>> START
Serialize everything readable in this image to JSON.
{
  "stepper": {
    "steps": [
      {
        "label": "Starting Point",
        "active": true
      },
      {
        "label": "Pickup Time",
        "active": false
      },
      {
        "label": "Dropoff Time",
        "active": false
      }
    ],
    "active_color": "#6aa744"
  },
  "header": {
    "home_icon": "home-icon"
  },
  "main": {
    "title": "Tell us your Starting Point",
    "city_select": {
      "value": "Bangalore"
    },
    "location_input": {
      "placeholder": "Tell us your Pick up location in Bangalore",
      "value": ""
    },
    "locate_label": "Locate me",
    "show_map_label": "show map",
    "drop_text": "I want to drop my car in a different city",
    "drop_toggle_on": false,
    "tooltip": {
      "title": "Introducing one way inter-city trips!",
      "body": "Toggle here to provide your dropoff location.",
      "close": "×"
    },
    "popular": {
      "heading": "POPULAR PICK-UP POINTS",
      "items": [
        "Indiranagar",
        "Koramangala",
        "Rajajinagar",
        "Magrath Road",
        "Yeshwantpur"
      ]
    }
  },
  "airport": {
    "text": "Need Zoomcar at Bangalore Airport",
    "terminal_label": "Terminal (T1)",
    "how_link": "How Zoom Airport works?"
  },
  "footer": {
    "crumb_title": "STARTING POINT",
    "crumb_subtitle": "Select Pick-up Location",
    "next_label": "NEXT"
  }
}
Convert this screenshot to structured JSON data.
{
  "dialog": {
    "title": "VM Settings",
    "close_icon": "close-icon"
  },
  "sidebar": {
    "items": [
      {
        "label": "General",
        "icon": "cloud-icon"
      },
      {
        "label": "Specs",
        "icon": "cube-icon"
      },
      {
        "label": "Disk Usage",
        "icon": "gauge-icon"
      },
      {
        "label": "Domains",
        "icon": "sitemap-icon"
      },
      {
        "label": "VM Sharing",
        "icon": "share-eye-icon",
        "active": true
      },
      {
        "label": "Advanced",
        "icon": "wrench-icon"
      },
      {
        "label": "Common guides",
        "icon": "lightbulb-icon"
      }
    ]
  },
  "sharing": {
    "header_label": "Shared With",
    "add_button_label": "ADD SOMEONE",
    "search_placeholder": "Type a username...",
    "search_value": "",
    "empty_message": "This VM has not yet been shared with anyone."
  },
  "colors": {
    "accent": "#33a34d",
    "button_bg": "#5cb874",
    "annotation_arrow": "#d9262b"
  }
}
>> END
» PROBLEM STATEMENT
Look through the data above. Each line containing the word "Tell" needs to be copied.

» THE RESULT
    "title": "Tell us your Starting Point",
      "placeholder": "Tell us your Pick up location in Bangalore",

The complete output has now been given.